SUPPLIED PASSAGE:
** START **

Add ngram columns
Arguments
- df
A tidy data frame, potentially containing a column called "word"
- n
A range defining the extent of an ngram—for instance, from word 1 to word 3. Alternatively, a single number will signal the number of words to include in each ngram. Default value of
1:2
will produce bigrams.- feature
The feature to use when constructing ngrams
- keep
Whether to keep the original feature column
- collapse
Whether to join the ngram parts into a single column called "ngram"
- by
A grouping column identifying a document, such as
doc_id
.
See also
Other n-gram helpers:
combine_ngrams()
,
plot_bigrams()
,
separate_ngrams()
Examples
if (FALSE) { # \dontrun{
my_corpus <- load_texts()

** END **

SUPPLIED RECORDS:
** START **

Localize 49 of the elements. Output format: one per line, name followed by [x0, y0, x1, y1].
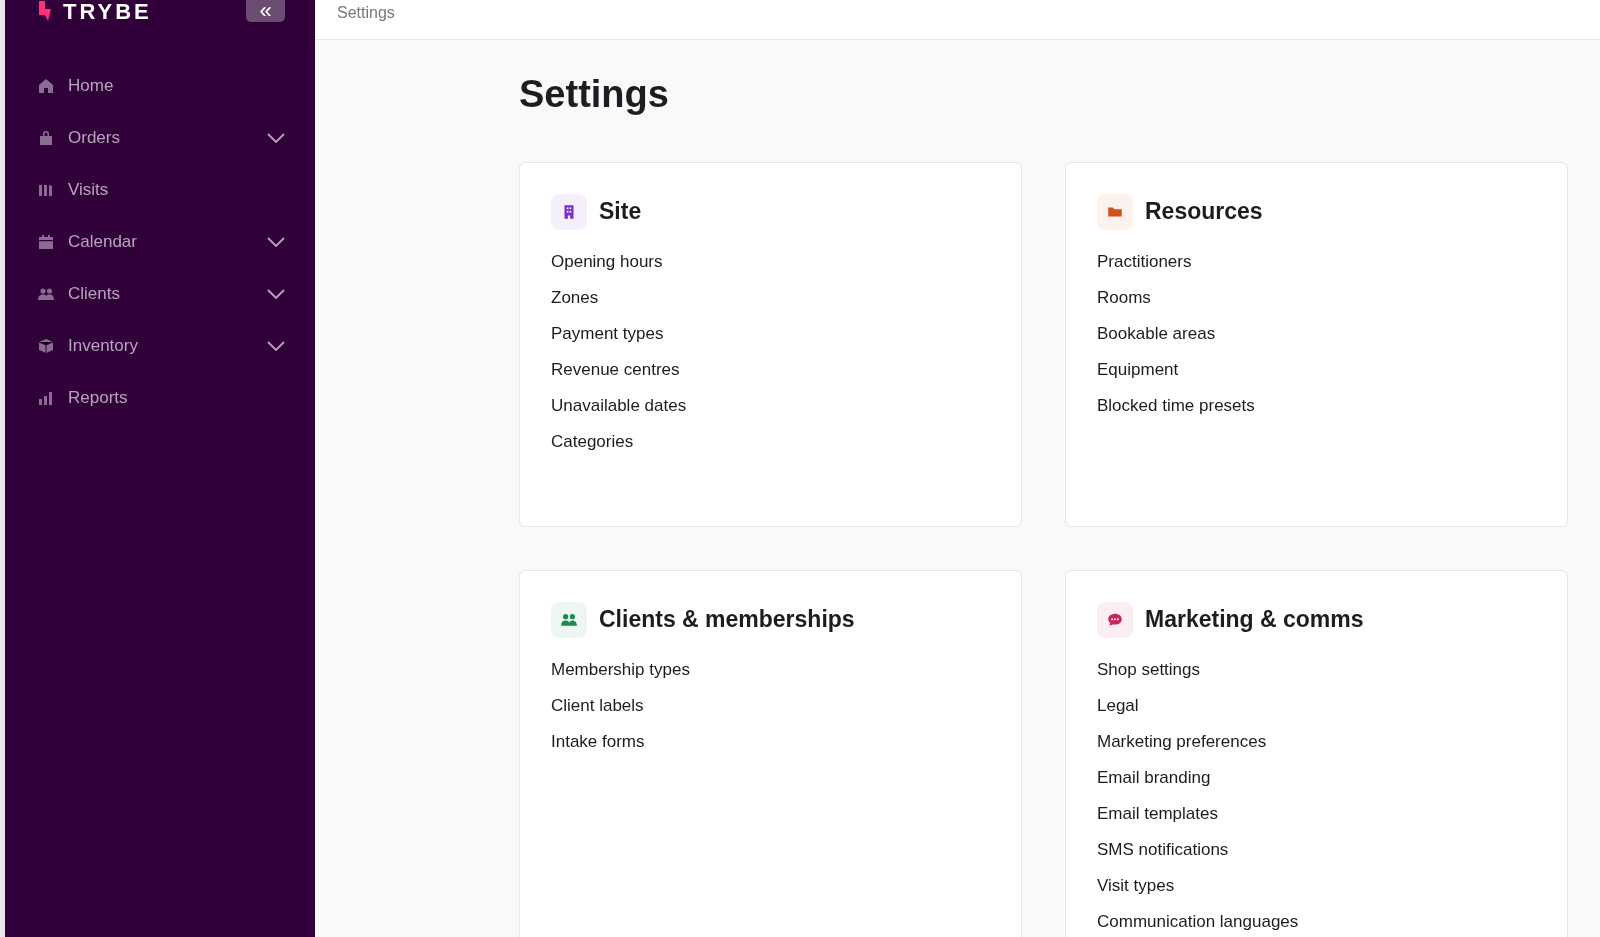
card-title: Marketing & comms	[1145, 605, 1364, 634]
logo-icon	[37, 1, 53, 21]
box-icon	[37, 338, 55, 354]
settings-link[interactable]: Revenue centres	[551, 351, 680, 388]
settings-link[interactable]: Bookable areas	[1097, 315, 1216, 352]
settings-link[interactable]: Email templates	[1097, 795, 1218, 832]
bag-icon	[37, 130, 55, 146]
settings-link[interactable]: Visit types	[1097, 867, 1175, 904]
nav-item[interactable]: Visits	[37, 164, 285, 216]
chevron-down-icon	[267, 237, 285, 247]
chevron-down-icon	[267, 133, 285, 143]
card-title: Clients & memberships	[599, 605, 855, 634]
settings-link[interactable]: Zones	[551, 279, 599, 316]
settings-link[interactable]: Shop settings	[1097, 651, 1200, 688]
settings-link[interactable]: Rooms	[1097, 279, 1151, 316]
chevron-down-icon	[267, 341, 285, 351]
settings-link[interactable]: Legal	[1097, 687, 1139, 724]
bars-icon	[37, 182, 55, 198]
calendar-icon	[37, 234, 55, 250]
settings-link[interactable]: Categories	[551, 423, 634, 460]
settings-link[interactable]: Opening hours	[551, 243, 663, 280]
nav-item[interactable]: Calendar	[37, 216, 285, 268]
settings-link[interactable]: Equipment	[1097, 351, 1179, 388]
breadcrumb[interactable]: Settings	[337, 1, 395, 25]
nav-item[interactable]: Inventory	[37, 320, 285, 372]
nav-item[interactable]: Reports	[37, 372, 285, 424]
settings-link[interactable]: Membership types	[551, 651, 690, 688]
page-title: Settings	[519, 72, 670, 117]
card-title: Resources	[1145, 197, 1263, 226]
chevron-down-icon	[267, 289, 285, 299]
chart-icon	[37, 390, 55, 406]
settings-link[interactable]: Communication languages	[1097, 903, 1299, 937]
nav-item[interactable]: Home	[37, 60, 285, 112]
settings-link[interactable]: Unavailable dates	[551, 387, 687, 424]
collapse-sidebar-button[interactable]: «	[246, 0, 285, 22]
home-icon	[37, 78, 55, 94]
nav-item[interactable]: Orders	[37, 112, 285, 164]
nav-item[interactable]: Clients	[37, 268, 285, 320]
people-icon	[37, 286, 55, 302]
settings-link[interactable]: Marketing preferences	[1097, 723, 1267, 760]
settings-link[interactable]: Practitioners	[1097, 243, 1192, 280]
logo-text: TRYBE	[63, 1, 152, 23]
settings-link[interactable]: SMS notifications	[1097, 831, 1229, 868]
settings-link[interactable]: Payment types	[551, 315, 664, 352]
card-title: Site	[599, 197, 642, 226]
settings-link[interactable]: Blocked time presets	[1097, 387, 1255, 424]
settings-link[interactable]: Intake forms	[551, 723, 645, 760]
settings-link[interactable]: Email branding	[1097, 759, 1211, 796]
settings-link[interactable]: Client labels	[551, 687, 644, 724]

** END **
** START **

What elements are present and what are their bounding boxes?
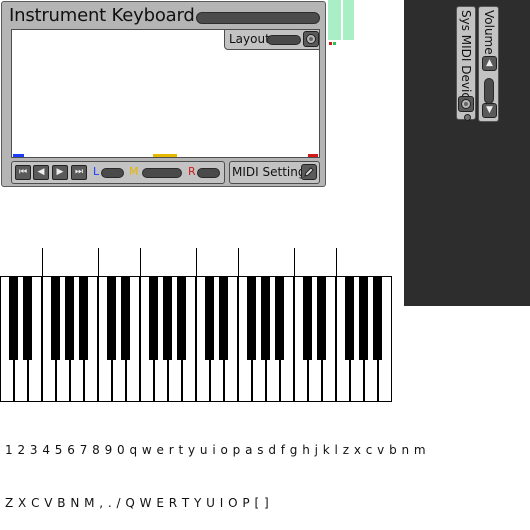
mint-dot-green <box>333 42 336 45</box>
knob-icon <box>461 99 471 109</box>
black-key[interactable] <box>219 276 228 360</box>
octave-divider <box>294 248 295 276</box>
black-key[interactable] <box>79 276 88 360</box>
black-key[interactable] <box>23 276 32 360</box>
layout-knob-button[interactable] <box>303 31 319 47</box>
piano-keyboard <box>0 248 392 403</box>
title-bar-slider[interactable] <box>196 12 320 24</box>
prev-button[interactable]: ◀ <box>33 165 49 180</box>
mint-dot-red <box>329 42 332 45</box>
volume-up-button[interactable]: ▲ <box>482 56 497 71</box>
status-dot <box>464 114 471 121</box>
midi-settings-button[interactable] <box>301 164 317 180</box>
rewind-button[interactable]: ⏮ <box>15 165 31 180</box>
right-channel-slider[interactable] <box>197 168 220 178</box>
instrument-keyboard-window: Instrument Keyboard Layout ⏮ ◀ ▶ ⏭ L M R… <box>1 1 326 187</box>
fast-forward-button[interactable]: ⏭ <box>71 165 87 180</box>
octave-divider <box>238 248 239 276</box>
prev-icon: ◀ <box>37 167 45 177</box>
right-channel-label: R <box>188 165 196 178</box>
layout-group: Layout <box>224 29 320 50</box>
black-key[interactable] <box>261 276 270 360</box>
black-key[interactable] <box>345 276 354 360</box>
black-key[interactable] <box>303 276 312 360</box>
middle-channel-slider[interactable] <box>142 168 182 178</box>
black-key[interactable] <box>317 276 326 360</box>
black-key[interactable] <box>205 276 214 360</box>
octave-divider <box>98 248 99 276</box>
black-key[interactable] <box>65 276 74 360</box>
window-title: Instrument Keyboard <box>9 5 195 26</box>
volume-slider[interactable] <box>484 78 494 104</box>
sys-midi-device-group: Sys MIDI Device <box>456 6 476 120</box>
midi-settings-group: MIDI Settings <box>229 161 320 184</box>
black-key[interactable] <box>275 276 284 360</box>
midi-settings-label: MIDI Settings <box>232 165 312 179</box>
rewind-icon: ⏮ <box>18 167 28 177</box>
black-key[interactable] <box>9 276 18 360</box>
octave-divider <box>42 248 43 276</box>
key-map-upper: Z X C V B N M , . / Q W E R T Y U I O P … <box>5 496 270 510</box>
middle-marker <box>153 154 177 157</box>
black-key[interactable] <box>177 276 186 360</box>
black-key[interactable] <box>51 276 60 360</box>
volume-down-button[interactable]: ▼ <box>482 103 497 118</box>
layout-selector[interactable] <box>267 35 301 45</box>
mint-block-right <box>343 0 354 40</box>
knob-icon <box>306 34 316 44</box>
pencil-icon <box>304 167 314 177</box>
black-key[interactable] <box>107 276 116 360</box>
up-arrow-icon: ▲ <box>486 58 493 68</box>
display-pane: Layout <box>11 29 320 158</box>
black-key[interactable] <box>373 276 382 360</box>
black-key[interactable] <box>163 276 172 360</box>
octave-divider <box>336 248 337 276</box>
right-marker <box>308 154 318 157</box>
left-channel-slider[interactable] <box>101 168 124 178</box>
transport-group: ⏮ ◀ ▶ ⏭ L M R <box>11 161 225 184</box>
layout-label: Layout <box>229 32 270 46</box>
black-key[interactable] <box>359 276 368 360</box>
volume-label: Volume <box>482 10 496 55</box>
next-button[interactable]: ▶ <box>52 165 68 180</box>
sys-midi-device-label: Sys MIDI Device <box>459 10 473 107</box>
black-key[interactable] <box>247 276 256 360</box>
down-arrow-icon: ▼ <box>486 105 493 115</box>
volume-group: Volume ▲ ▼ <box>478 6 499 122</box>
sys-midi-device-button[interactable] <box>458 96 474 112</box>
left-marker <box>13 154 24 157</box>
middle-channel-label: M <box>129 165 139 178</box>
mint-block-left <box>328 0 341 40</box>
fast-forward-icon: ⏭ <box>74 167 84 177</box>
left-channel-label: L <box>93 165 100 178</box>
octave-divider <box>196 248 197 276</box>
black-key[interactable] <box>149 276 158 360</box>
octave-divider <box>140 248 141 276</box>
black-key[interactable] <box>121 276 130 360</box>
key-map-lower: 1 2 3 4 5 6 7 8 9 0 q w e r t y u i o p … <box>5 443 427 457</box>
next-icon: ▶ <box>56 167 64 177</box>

** END **
** START **

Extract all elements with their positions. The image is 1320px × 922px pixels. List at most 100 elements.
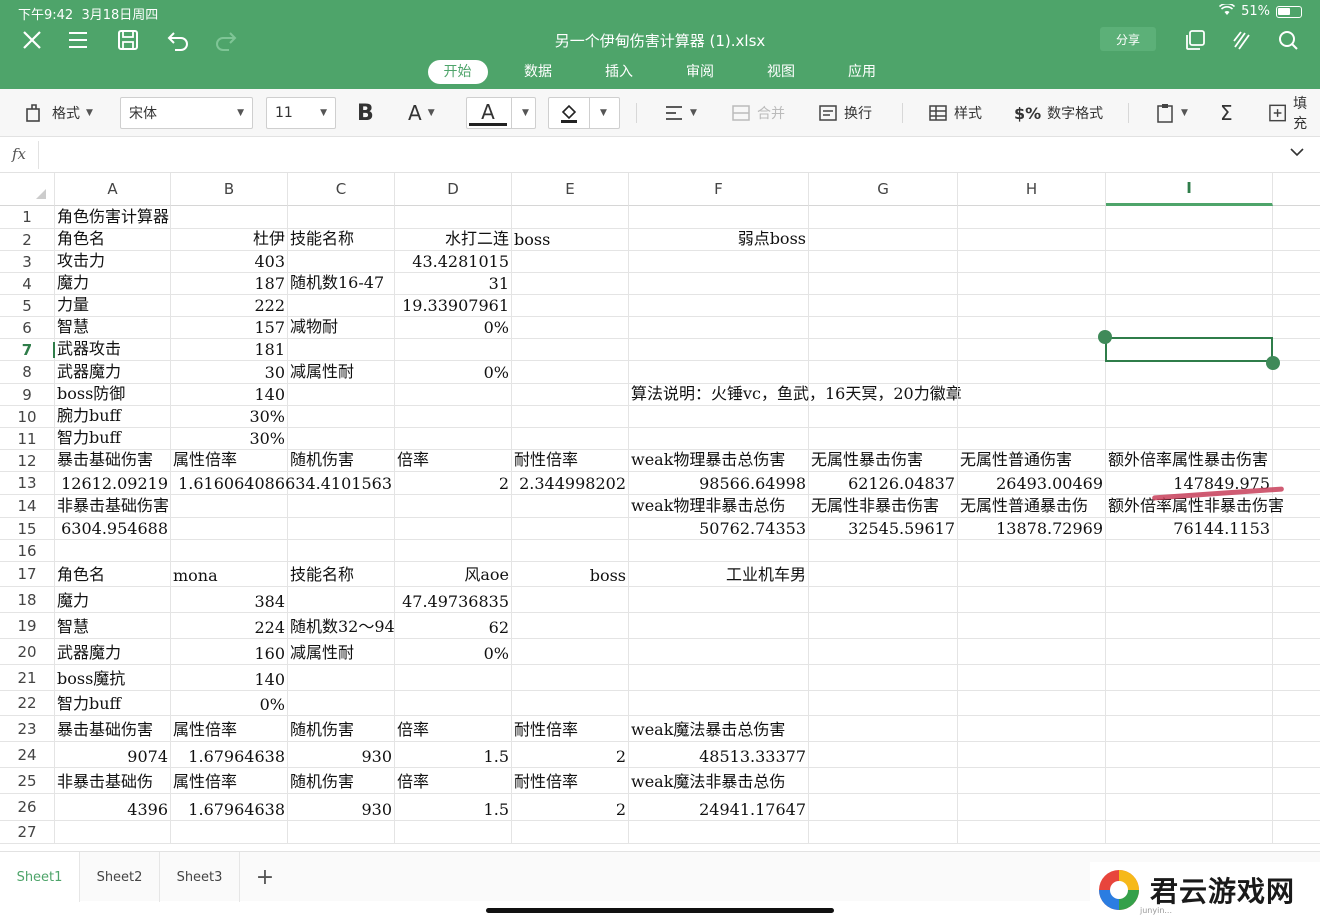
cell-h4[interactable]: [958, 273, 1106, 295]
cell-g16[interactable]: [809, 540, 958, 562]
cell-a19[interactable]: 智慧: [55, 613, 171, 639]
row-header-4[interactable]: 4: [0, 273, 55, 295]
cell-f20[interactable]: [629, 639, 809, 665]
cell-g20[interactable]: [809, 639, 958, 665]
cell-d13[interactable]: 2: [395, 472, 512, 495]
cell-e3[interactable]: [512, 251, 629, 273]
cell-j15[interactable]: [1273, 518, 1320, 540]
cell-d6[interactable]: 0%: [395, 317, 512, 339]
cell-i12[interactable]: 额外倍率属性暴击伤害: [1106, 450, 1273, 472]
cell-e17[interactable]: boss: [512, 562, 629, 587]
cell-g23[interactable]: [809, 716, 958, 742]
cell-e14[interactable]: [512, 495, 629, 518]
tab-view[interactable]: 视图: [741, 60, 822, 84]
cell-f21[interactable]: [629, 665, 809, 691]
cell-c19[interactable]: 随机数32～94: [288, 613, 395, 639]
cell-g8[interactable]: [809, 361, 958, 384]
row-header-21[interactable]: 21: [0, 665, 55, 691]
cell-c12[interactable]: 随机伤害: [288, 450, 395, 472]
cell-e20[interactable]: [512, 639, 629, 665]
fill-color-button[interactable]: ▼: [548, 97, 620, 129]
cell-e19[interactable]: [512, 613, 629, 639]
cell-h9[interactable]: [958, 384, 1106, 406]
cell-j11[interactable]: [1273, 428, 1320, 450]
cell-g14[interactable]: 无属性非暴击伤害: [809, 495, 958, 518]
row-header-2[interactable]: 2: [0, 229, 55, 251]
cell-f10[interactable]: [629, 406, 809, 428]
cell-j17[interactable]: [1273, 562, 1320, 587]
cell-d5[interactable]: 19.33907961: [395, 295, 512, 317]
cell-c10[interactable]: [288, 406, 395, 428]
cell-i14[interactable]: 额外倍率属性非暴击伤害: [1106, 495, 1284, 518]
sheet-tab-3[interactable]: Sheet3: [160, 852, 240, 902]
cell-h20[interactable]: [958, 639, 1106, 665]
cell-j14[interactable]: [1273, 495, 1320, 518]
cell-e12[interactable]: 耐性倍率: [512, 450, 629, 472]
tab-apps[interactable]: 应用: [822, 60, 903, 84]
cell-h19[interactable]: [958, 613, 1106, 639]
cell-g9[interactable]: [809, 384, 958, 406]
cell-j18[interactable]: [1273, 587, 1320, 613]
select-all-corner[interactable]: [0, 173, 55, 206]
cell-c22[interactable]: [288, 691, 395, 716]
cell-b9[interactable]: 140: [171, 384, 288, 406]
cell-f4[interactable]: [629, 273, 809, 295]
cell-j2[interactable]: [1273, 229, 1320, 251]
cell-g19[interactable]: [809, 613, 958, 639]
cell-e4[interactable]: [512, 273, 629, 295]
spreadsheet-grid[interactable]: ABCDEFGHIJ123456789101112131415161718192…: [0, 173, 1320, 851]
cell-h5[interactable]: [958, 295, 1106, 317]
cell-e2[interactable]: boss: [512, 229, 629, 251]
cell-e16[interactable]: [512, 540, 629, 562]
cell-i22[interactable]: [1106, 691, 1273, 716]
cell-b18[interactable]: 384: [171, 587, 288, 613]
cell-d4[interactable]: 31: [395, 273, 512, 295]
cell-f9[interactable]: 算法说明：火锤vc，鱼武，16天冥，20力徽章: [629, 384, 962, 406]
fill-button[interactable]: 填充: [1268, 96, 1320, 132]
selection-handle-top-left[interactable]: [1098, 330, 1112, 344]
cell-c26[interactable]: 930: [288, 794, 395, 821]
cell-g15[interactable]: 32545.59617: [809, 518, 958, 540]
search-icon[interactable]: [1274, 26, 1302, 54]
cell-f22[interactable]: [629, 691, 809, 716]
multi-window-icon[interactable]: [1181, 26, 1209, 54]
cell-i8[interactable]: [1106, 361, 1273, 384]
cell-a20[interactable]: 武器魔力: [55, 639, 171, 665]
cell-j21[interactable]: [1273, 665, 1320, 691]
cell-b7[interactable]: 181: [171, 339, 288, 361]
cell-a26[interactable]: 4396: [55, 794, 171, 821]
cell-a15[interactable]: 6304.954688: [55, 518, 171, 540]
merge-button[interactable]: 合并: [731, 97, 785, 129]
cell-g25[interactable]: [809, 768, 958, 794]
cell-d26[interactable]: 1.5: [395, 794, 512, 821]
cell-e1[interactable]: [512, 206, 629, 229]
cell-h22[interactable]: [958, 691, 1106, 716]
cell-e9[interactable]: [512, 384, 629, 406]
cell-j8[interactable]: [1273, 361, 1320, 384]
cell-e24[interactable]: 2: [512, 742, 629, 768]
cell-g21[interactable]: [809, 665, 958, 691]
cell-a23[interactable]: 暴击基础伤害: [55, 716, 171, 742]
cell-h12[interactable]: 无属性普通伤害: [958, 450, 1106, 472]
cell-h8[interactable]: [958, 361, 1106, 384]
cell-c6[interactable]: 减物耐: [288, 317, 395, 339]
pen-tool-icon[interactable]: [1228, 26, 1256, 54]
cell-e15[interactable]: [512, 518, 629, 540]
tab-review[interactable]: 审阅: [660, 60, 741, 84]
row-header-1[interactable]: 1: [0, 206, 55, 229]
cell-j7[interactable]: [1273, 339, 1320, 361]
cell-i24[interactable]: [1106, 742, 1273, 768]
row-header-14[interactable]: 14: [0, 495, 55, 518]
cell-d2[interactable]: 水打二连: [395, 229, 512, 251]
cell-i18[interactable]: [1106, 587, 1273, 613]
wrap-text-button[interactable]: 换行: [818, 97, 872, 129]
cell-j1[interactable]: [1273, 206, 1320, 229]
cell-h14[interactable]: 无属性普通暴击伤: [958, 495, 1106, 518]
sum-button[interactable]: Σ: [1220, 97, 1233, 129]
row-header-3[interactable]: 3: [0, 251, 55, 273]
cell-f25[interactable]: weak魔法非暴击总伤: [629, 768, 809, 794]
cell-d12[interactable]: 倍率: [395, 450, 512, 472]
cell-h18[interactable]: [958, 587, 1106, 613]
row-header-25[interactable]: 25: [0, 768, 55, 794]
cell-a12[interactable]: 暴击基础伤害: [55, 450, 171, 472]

** END **

GIVEN INSTRUCTION 1:
Repeat the ngram columns text in full, word for word.
GIVEN INSTRUCTION 2:
In the records, take the lines starting at the one containing "mint-dot-green <box>333 42 336 45</box>" and ending at the one containing "black-key[interactable] <box>23 276", and give them as a Markdown table with the columns Row and Line, where Row numbers each line and blank lines are left out.

EXERCISE RESULT 1:
Add ngram columns
Arguments
- df
A tidy data frame, potentially containing a column called "word"
- n
A range defining the extent of an ngram—for instance, from word 1 to word 3. Alternatively, a single number will signal the number of words to include in each ngram. Default value of
1:2
will produce bigrams.- feature
The feature to use when constructing ngrams
- keep
Whether to keep the original feature column
- collapse
Whether to join the ngram parts into a single column called "ngram"
- by
A grouping column identifying a document, such as
doc_id
.
See also
Other n-gram helpers:
combine_ngrams()
,
plot_bigrams()
,
separate_ngrams()
Examples
if (FALSE) { # \dontrun{
my_corpus <- load_texts()

EXERCISE RESULT 2:
| Row | Line |
|---|---|
| 1 | mint-dot-green <box>333 42 336 45</box> |
| 2 | knob-icon <box>461 99 471 109</box> |
| 3 | black-key[interactable] <box>219 276 228 360</box> |
| 4 | octave-divider <box>294 248 295 276</box> |
| 5 | black-key[interactable] <box>79 276 88 360</box> |
| 6 | black-key[interactable] <box>23 276 32 360</box> |